§ **Trecho para leitura**:
++++++++
Polícia Federal investiga eventual ação de Lula na Zelotes

A informação consta num ofício enviado ao juiz Vallisney de Souza.

O delegado da Polícia Federal Marlon Cajado informou à Justiça Federal em Brasília que há um inquérito em curso para investigar a eventual participação do ex-presidente Luiz Inácio Lula e outros agentes públicos no suposto esquema de compra de medidas provisórias.

Cajado sustenta que a continuidade da apuração é necessária para identificar se outros integrantes da administração públicas "foram de fato corrompidos e estariam associados a essa organização criminosa ou se esta estaria 'vendendo fumaça', vitimando-os e praticando tráfico de influência com relação aos mesmos".

Além de Lula, ele exemplifica os casos dos ex-ministros Gilberto Carvalho (Secretaria-geral), Erenice Guerra (Casa Civil), Nelson Machado (Previdência), assim como do secretário-executivo do Ministério da Fazenda Dyogo Oliveira, entre outros.

A informação consta num ofício enviado ao juiz Vallisney de Souza Oliveira, responsável pela ação penal oriunda da Operação Zelotes.

Lula  (Crédito: Veja)
Lula (Crédito: Veja)

O delegado refutou a tese das defesas. Disse que concluiu a parte da investigação, que dizia respeito à atuação de dois servidores: a ex-assessora da Casa Civil Lytha Spíndola e o ex-diretor de Comunicação Social do Senado Fernando Cesar Mesquita.

De acordo com Cajado, a denúncia que deu origem à ação em curso foi apresentada para respeitar prazos legais, uma vez que alguns dos acusados estavam presos.

"A instauração de novos inquéritos para apurar outras condutas ilícitas atribuíveis à organização criminosa, e até a participação de novos indivíduos à mesma não se trata de nenhuma ilegalidade", escreveu o delegado.

Autoridades

Cajado, no mesmo ofício, rebateu outra crítica recorrente de alguns dos advogados.
Para eles, o caso deveria tramitar no Supremo Tribunal Federal, já que a Zelotes identificou citações aos nomes do presidente do Senado, Renan Calheiros (PMDB-AL), e do senador Romero Jucá (PMDB-RR), que possuem foro privilegiado, além do de Gim Argello, ex-senador.

No diário do ex-servidor da Receita Federal João Batista Gruginski, um dos investigados, havia referências a um suposto pagamento de propina ao trio.

O delegado afirmou, porém, que as citações não são suficientes para abertura de novo inquérito com o objetivo de investigá-los e, por isso, não há razão para que o processo passe à competência do Supremo.
++++++++
§ **Os registros**:
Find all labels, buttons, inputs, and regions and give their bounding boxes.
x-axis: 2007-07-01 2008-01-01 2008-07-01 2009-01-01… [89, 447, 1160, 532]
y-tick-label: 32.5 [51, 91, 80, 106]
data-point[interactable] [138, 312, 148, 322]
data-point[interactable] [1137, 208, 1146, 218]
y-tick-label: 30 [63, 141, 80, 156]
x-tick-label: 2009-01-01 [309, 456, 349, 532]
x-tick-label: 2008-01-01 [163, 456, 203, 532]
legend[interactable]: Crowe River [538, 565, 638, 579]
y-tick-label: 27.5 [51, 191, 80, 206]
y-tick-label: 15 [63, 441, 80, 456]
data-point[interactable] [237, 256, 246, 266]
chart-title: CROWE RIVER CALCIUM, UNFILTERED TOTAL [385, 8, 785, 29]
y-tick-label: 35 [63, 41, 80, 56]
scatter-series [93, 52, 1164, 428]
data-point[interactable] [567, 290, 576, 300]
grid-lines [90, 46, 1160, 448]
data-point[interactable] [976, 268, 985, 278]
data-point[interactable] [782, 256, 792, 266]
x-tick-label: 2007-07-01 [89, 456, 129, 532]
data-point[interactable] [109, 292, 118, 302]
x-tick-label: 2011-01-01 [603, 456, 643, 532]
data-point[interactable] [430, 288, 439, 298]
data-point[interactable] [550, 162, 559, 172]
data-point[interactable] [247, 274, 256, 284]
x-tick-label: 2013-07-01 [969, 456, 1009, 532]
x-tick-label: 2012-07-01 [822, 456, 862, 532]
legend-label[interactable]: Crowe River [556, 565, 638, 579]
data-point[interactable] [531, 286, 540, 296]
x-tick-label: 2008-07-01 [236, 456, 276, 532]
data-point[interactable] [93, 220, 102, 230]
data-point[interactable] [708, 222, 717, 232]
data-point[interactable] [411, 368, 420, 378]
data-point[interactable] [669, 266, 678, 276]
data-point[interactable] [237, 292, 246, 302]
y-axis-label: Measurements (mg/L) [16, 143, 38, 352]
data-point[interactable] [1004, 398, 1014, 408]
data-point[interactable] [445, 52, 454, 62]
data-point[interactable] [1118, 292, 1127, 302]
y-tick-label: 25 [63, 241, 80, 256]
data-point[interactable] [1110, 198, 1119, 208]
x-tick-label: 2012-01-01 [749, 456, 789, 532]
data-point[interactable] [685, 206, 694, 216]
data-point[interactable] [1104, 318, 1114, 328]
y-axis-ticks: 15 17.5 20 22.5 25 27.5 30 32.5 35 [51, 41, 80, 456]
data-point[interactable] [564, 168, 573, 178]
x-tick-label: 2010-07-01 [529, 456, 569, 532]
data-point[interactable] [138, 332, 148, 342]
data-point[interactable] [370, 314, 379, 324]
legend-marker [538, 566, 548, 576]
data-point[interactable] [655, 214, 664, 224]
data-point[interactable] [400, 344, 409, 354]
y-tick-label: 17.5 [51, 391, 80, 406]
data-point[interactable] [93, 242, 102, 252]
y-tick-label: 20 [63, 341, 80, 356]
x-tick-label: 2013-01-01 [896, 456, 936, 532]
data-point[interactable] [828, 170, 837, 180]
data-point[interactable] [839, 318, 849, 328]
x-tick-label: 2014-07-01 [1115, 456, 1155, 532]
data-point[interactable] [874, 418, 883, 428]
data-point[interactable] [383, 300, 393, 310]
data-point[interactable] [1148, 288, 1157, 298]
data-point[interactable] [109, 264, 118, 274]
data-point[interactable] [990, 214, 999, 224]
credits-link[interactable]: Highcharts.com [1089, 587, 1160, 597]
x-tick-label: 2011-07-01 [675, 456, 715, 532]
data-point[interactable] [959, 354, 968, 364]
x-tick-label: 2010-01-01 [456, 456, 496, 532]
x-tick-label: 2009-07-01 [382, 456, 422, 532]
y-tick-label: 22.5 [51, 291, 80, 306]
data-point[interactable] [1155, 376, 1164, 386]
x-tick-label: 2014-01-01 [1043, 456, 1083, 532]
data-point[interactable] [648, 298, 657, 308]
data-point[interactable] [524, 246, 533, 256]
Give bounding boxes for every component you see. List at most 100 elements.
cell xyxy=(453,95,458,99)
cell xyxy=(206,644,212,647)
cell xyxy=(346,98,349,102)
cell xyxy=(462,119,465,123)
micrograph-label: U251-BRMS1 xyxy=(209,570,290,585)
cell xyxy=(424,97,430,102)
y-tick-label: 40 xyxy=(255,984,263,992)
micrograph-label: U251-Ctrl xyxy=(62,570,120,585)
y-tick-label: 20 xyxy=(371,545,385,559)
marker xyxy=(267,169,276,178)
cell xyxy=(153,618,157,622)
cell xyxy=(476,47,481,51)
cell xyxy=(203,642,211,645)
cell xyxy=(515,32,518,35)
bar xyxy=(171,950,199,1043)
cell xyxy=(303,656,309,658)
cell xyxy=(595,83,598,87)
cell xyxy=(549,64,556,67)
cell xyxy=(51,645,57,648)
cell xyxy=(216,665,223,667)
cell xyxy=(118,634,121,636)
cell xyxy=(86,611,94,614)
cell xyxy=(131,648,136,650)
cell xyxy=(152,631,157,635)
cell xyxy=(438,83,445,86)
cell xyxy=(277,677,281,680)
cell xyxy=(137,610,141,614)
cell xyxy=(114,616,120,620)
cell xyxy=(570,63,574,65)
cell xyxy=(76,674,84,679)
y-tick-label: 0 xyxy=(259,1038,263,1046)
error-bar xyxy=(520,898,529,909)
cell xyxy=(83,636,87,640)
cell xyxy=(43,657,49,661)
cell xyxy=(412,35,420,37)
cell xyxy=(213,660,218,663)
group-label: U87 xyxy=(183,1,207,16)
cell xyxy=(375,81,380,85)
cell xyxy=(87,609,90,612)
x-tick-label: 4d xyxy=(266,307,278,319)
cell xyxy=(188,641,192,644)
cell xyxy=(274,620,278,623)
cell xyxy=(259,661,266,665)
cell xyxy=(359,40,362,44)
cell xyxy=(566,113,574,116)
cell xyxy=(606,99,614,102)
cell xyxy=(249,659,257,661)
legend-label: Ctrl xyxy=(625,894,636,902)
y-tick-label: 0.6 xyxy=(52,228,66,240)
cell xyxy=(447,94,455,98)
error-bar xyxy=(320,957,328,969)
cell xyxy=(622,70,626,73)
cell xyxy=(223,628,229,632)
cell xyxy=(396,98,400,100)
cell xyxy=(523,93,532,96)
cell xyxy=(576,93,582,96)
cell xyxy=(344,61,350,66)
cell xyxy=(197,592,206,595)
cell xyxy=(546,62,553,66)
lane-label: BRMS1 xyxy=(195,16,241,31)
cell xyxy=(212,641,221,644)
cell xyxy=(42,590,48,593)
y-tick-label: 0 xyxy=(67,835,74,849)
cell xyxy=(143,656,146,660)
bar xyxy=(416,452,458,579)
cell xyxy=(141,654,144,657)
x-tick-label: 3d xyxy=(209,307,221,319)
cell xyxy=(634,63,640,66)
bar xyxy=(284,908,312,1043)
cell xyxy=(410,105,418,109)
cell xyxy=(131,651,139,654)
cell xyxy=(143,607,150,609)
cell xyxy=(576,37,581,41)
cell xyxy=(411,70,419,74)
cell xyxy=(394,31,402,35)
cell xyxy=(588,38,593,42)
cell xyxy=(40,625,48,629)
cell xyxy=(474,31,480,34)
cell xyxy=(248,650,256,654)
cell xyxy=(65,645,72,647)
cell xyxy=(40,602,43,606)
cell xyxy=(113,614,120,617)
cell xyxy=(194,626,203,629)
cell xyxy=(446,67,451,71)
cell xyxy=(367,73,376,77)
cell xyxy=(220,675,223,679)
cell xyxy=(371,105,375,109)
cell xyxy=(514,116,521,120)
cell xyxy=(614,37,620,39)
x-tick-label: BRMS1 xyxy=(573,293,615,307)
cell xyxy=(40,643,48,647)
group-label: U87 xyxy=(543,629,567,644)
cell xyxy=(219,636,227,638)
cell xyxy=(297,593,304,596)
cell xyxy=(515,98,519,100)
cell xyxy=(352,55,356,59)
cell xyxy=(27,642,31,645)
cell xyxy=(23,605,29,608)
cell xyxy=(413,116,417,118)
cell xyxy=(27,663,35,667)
++++++++
§ **Tarefa a realizar**: Imprima sem alterações a parte da notícia sobre a investigação da Polícia Federal que começa em "De acordo com" e segue até "Gim Argello, ex-senador.".

§ **Resultado da tarefa**:
De acordo com Cajado, a denúncia que deu origem à ação em curso foi apresentada para respeitar prazos legais, uma vez que alguns dos acusados estavam presos.

"A instauração de novos inquéritos para apurar outras condutas ilícitas atribuíveis à organização criminosa, e até a participação de novos indivíduos à mesma não se trata de nenhuma ilegalidade", escreveu o delegado.

Autoridades

Cajado, no mesmo ofício, rebateu outra crítica recorrente de alguns dos advogados.
Para eles, o caso deveria tramitar no Supremo Tribunal Federal, já que a Zelotes identificou citações aos nomes do presidente do Senado, Renan Calheiros (PMDB-AL), e do senador Romero Jucá (PMDB-RR), que possuem foro privilegiado, além do de Gim Argello, ex-senador.